● **OBJECTIVE**
Say how many lines of these entries include the word "noise", and answer with the number alone.

● **DATA SUPPLIED**
################
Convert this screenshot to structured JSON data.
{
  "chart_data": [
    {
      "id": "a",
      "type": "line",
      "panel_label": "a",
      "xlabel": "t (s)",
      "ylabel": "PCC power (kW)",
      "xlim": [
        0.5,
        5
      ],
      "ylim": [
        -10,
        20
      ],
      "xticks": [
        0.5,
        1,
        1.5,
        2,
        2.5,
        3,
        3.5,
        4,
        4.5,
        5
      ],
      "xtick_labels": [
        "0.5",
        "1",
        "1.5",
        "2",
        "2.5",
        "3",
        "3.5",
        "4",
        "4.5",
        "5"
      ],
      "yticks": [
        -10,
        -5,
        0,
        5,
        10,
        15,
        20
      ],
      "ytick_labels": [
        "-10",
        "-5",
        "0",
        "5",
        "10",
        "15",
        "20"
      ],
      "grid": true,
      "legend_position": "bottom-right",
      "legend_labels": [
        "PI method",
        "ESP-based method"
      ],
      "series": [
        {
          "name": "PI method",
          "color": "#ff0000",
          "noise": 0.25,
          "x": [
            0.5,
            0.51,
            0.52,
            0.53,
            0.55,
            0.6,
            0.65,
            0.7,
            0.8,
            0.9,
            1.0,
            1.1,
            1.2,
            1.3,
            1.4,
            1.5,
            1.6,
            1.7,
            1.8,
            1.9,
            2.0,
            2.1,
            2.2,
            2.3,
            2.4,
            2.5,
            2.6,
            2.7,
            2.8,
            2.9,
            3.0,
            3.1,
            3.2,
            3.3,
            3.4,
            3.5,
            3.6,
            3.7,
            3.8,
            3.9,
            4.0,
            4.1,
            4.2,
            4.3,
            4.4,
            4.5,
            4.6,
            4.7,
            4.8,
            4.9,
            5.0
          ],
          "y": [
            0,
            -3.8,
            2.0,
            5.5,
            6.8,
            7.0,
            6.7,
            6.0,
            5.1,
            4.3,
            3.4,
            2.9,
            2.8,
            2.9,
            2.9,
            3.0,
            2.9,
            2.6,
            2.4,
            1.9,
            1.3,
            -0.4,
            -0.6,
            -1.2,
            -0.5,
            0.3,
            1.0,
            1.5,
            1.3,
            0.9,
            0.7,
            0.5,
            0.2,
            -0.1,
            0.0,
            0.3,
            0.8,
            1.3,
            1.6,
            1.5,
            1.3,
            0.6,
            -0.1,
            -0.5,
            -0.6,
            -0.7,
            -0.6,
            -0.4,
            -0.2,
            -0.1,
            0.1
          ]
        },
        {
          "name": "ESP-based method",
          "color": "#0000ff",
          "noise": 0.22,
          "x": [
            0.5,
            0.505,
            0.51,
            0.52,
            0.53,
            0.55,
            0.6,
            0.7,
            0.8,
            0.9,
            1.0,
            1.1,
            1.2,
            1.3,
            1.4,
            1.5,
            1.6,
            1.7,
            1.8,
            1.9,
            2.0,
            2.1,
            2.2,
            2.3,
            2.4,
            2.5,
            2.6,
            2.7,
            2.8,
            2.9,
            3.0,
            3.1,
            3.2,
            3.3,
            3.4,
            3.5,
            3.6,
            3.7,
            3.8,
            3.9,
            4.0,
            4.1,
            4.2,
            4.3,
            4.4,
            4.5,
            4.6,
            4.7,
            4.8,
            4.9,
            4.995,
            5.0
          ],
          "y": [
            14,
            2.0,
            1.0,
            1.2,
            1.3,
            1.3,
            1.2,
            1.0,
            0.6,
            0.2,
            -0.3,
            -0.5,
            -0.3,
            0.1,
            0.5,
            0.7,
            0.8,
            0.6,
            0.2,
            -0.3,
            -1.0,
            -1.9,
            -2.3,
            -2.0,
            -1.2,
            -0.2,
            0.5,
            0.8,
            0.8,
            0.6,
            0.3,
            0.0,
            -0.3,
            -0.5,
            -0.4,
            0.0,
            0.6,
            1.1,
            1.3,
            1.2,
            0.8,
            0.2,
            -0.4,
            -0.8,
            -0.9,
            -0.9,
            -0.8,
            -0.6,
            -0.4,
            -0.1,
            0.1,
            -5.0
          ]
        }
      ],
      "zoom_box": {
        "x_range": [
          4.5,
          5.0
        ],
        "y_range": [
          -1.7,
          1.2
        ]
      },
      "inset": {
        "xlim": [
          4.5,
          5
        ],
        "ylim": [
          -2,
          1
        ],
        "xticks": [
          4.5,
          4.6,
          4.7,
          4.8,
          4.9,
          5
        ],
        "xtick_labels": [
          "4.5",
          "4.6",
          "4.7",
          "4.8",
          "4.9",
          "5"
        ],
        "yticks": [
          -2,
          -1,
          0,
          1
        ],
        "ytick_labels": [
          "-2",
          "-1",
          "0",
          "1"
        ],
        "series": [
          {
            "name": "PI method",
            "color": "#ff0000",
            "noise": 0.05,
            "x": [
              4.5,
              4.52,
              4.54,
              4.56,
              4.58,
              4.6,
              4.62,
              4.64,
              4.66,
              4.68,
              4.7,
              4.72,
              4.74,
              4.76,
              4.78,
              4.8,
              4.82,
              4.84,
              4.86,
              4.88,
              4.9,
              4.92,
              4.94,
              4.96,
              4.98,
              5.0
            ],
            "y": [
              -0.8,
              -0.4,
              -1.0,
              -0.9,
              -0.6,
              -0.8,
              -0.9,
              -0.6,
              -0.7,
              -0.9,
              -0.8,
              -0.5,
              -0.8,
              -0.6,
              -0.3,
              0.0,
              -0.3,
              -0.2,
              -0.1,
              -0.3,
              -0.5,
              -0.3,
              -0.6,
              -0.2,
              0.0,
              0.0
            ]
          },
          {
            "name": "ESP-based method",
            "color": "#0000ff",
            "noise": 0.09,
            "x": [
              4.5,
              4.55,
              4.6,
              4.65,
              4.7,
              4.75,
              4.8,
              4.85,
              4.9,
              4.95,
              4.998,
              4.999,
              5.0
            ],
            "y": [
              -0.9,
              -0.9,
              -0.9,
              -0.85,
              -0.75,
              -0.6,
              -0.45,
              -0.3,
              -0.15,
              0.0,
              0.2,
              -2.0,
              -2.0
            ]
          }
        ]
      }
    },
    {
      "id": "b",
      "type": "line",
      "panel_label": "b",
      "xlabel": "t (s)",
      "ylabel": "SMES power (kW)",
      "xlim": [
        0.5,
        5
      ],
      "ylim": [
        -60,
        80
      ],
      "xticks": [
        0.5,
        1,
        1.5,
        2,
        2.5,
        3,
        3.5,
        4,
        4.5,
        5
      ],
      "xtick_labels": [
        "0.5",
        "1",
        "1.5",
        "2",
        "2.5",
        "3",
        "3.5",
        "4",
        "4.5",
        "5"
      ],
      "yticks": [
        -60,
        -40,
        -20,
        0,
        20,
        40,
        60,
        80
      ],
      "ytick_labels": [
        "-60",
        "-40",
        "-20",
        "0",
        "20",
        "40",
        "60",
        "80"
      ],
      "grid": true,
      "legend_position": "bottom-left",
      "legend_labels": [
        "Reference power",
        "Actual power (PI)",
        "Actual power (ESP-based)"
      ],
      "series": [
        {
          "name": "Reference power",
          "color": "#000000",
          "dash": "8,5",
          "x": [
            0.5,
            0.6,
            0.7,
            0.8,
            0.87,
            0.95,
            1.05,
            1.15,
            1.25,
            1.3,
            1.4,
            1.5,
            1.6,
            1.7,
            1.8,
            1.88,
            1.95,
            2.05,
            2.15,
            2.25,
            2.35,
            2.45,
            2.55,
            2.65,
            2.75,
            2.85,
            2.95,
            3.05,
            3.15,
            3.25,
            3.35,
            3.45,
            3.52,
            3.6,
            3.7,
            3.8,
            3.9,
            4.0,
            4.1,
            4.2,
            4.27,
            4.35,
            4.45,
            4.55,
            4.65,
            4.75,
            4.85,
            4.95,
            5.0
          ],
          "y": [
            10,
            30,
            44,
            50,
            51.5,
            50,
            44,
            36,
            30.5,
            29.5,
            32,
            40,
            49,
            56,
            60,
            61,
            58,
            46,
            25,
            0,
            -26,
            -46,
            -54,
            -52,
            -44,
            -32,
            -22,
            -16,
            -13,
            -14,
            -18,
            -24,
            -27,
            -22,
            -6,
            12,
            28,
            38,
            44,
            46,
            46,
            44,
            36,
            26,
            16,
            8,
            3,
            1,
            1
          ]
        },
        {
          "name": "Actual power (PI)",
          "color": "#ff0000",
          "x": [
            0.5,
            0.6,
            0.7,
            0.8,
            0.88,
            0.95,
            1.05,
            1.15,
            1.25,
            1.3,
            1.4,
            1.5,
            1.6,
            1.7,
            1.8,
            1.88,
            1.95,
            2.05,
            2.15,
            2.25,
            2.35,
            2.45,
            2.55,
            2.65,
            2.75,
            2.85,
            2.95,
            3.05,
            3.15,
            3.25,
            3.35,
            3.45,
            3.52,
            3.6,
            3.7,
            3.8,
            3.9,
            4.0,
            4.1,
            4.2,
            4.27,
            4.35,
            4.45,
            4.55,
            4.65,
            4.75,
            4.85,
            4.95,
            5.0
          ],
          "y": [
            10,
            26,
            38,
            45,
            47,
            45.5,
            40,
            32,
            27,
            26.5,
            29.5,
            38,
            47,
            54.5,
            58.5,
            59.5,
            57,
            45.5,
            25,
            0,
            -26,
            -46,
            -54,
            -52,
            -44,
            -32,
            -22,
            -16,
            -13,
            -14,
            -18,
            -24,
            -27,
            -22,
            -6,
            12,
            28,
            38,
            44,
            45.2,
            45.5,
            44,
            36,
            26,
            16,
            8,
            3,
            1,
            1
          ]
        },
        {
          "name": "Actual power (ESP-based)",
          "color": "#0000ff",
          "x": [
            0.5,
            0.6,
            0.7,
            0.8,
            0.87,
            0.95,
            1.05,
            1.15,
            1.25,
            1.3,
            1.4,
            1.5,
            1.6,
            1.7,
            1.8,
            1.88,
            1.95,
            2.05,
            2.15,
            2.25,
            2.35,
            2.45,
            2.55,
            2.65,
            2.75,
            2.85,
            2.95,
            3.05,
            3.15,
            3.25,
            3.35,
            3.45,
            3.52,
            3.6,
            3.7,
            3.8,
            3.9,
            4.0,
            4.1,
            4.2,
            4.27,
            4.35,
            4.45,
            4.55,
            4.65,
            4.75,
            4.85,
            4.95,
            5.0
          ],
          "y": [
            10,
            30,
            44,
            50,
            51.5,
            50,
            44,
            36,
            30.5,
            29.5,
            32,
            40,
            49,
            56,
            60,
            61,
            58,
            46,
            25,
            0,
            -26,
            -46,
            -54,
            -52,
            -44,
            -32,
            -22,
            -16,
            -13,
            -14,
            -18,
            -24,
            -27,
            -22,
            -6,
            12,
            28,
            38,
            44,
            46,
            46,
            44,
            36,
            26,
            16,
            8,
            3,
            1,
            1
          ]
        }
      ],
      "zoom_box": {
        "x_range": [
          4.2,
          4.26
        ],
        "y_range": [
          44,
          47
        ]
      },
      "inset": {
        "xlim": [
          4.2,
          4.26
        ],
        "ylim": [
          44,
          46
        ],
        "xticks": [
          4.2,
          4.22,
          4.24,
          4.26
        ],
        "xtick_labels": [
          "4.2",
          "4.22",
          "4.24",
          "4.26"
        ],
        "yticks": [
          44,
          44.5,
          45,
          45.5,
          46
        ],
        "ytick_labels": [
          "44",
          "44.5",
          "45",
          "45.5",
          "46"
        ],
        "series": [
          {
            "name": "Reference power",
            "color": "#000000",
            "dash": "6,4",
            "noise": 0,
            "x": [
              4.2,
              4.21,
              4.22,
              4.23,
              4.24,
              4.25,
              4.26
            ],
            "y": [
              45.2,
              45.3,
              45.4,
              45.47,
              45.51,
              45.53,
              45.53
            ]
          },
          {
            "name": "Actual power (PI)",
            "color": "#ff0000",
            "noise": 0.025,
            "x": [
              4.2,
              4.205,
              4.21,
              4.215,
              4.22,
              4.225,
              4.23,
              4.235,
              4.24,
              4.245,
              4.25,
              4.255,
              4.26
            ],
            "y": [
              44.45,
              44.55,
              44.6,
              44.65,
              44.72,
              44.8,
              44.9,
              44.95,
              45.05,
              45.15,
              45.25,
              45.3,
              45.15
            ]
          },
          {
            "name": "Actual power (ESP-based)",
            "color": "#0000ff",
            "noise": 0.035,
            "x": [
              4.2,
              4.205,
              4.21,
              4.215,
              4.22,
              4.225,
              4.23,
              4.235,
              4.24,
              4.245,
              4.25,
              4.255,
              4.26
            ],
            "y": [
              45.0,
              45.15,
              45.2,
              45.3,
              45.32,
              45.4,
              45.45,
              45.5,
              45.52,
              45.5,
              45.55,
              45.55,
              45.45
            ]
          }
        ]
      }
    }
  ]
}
################
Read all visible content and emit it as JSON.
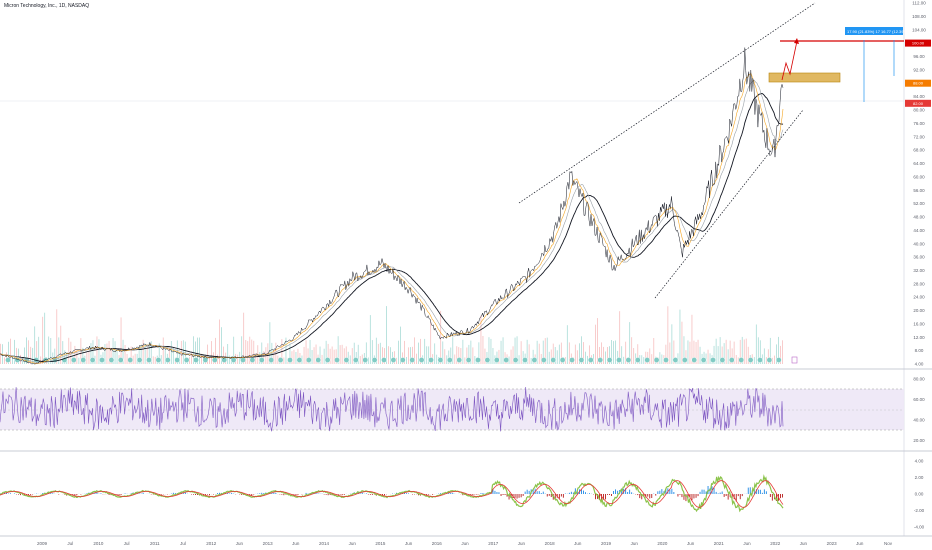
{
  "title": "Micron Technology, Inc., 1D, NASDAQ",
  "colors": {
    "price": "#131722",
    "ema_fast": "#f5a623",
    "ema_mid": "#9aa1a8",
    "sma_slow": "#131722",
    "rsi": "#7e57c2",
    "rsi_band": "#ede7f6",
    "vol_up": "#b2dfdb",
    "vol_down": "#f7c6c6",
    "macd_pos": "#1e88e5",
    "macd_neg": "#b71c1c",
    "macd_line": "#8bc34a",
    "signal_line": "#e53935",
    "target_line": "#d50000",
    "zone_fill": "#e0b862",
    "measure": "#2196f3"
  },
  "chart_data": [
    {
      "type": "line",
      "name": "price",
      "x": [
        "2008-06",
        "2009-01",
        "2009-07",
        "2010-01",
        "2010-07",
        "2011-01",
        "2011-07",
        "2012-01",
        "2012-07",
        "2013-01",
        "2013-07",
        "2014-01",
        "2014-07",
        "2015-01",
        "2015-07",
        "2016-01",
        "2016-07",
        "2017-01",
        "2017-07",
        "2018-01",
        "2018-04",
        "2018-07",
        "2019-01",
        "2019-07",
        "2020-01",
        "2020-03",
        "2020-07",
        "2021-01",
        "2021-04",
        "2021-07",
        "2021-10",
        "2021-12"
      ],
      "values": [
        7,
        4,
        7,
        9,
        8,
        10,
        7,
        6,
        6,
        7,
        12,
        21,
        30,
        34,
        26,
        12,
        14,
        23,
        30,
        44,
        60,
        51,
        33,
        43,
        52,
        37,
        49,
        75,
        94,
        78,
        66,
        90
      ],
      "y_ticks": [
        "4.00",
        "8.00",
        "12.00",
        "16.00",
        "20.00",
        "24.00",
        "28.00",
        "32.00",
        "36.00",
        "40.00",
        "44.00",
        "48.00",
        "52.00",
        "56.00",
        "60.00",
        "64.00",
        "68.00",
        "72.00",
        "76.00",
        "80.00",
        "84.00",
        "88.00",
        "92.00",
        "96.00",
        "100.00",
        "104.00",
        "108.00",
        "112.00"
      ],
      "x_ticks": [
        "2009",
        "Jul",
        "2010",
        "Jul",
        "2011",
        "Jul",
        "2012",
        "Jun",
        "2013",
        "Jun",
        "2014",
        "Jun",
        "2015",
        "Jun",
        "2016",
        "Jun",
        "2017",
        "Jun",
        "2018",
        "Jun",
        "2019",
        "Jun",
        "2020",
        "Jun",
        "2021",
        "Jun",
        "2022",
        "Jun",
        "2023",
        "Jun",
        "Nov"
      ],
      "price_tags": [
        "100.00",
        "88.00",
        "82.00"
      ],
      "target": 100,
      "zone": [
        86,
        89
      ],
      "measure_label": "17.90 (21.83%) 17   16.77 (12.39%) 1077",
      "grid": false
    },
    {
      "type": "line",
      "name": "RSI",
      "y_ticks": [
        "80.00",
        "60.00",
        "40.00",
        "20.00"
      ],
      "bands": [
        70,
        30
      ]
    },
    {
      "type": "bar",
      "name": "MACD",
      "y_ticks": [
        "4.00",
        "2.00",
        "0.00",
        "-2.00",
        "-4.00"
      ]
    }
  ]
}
################
● **RESULT BELOW**
7